● SET PROBLEM
Every line below is to be quoted exactly, with nothing added or dropped.

----- EXCERPTED DATA -----

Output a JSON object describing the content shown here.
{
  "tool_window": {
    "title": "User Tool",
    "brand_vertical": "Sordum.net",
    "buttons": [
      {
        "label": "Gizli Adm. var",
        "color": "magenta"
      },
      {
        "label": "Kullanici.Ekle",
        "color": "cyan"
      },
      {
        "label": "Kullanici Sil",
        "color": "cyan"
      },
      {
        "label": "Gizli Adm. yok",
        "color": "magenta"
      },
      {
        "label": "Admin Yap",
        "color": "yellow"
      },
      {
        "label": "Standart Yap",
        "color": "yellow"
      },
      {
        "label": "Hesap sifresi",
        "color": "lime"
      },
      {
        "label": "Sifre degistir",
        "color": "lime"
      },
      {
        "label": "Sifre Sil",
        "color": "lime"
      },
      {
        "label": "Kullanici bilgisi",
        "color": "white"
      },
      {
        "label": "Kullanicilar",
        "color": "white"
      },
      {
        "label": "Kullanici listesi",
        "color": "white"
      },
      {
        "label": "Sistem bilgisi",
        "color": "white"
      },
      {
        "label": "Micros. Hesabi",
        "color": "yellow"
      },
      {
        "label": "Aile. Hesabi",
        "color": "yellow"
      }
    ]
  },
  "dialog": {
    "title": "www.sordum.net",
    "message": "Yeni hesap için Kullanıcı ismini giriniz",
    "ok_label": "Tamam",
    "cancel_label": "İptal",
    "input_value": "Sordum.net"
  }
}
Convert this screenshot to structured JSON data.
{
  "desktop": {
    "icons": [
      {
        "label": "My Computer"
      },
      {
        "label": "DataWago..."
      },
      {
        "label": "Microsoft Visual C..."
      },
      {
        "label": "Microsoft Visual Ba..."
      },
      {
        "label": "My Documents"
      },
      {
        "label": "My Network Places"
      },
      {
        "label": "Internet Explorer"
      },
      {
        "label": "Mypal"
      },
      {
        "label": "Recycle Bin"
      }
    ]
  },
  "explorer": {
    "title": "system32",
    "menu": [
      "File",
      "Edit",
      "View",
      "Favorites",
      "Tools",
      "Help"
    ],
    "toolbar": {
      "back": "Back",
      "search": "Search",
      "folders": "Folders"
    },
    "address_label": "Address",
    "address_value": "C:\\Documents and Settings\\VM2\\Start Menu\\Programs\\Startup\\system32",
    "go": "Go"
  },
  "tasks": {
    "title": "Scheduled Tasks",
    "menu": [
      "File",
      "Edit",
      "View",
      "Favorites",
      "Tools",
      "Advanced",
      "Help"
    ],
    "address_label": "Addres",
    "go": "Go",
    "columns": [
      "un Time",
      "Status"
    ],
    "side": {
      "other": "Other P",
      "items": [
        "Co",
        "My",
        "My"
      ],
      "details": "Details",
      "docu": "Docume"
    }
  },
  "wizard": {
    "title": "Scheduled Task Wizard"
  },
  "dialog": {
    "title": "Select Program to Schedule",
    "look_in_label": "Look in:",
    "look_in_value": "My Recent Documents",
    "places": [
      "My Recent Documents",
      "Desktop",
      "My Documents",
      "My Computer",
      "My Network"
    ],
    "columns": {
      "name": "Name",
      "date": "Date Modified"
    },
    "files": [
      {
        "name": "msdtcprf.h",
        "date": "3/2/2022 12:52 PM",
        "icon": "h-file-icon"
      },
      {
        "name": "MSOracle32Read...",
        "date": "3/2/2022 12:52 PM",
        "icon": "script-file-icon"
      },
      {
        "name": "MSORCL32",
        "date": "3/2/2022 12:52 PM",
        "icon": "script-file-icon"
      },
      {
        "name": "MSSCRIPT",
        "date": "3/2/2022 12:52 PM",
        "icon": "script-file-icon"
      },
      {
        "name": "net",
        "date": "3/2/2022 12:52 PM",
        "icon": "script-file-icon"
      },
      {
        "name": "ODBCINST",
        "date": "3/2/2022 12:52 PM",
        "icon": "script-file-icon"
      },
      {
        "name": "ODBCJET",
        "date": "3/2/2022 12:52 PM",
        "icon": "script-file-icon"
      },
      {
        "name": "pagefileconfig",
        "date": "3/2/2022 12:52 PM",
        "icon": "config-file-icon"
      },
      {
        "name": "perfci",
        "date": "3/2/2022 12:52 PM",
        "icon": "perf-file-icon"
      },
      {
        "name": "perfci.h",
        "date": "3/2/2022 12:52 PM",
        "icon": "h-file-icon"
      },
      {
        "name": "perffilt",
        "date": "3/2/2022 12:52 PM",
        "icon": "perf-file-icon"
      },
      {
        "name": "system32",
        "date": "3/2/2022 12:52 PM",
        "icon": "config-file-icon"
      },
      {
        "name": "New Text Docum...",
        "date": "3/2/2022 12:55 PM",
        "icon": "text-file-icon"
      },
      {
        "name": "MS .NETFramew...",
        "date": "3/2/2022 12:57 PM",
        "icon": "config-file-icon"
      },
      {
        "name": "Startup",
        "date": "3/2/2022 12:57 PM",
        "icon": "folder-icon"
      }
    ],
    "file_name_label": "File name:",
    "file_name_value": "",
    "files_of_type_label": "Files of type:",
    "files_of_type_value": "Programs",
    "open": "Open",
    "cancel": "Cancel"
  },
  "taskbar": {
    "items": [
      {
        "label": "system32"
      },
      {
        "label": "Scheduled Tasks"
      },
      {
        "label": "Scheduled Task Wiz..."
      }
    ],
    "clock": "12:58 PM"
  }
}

-----

● SOLUTION FOR THIS TASK
Output a JSON object describing the content shown here.
{
  "tool_window": {
    "title": "User Tool",
    "brand_vertical": "Sordum.net",
    "buttons": [
      {
        "label": "Gizli Adm. var",
        "color": "magenta"
      },
      {
        "label": "Kullanici.Ekle",
        "color": "cyan"
      },
      {
        "label": "Kullanici Sil",
        "color": "cyan"
      },
      {
        "label": "Gizli Adm. yok",
        "color": "magenta"
      },
      {
        "label": "Admin Yap",
        "color": "yellow"
      },
      {
        "label": "Standart Yap",
        "color": "yellow"
      },
      {
        "label": "Hesap sifresi",
        "color": "lime"
      },
      {
        "label": "Sifre degistir",
        "color": "lime"
      },
      {
        "label": "Sifre Sil",
        "color": "lime"
      },
      {
        "label": "Kullanici bilgisi",
        "color": "white"
      },
      {
        "label": "Kullanicilar",
        "color": "white"
      },
      {
        "label": "Kullanici listesi",
        "color": "white"
      },
      {
        "label": "Sistem bilgisi",
        "color": "white"
      },
      {
        "label": "Micros. Hesabi",
        "color": "yellow"
      },
      {
        "label": "Aile. Hesabi",
        "color": "yellow"
      }
    ]
  },
  "dialog": {
    "title": "www.sordum.net",
    "message": "Yeni hesap için Kullanıcı ismini giriniz",
    "ok_label": "Tamam",
    "cancel_label": "İptal",
    "input_value": "Sordum.net"
  }
}
Convert this screenshot to structured JSON data.
{
  "desktop": {
    "icons": [
      {
        "label": "My Computer"
      },
      {
        "label": "DataWago..."
      },
      {
        "label": "Microsoft Visual C..."
      },
      {
        "label": "Microsoft Visual Ba..."
      },
      {
        "label": "My Documents"
      },
      {
        "label": "My Network Places"
      },
      {
        "label": "Internet Explorer"
      },
      {
        "label": "Mypal"
      },
      {
        "label": "Recycle Bin"
      }
    ]
  },
  "explorer": {
    "title": "system32",
    "menu": [
      "File",
      "Edit",
      "View",
      "Favorites",
      "Tools",
      "Help"
    ],
    "toolbar": {
      "back": "Back",
      "search": "Search",
      "folders": "Folders"
    },
    "address_label": "Address",
    "address_value": "C:\\Documents and Settings\\VM2\\Start Menu\\Programs\\Startup\\system32",
    "go": "Go"
  },
  "tasks": {
    "title": "Scheduled Tasks",
    "menu": [
      "File",
      "Edit",
      "View",
      "Favorites",
      "Tools",
      "Advanced",
      "Help"
    ],
    "address_label": "Addres",
    "go": "Go",
    "columns": [
      "un Time",
      "Status"
    ],
    "side": {
      "other": "Other P",
      "items": [
        "Co",
        "My",
        "My"
      ],
      "details": "Details",
      "docu": "Docume"
    }
  },
  "wizard": {
    "title": "Scheduled Task Wizard"
  },
  "dialog": {
    "title": "Select Program to Schedule",
    "look_in_label": "Look in:",
    "look_in_value": "My Recent Documents",
    "places": [
      "My Recent Documents",
      "Desktop",
      "My Documents",
      "My Computer",
      "My Network"
    ],
    "columns": {
      "name": "Name",
      "date": "Date Modified"
    },
    "files": [
      {
        "name": "msdtcprf.h",
        "date": "3/2/2022 12:52 PM",
        "icon": "h-file-icon"
      },
      {
        "name": "MSOracle32Read...",
        "date": "3/2/2022 12:52 PM",
        "icon": "script-file-icon"
      },
      {
        "name": "MSORCL32",
        "date": "3/2/2022 12:52 PM",
        "icon": "script-file-icon"
      },
      {
        "name": "MSSCRIPT",
        "date": "3/2/2022 12:52 PM",
        "icon": "script-file-icon"
      },
      {
        "name": "net",
        "date": "3/2/2022 12:52 PM",
        "icon": "script-file-icon"
      },
      {
        "name": "ODBCINST",
        "date": "3/2/2022 12:52 PM",
        "icon": "script-file-icon"
      },
      {
        "name": "ODBCJET",
        "date": "3/2/2022 12:52 PM",
        "icon": "script-file-icon"
      },
      {
        "name": "pagefileconfig",
        "date": "3/2/2022 12:52 PM",
        "icon": "config-file-icon"
      },
      {
        "name": "perfci",
        "date": "3/2/2022 12:52 PM",
        "icon": "perf-file-icon"
      },
      {
        "name": "perfci.h",
        "date": "3/2/2022 12:52 PM",
        "icon": "h-file-icon"
      },
      {
        "name": "perffilt",
        "date": "3/2/2022 12:52 PM",
        "icon": "perf-file-icon"
      },
      {
        "name": "system32",
        "date": "3/2/2022 12:52 PM",
        "icon": "config-file-icon"
      },
      {
        "name": "New Text Docum...",
        "date": "3/2/2022 12:55 PM",
        "icon": "text-file-icon"
      },
      {
        "name": "MS .NETFramew...",
        "date": "3/2/2022 12:57 PM",
        "icon": "config-file-icon"
      },
      {
        "name": "Startup",
        "date": "3/2/2022 12:57 PM",
        "icon": "folder-icon"
      }
    ],
    "file_name_label": "File name:",
    "file_name_value": "",
    "files_of_type_label": "Files of type:",
    "files_of_type_value": "Programs",
    "open": "Open",
    "cancel": "Cancel"
  },
  "taskbar": {
    "items": [
      {
        "label": "system32"
      },
      {
        "label": "Scheduled Tasks"
      },
      {
        "label": "Scheduled Task Wiz..."
      }
    ],
    "clock": "12:58 PM"
  }
}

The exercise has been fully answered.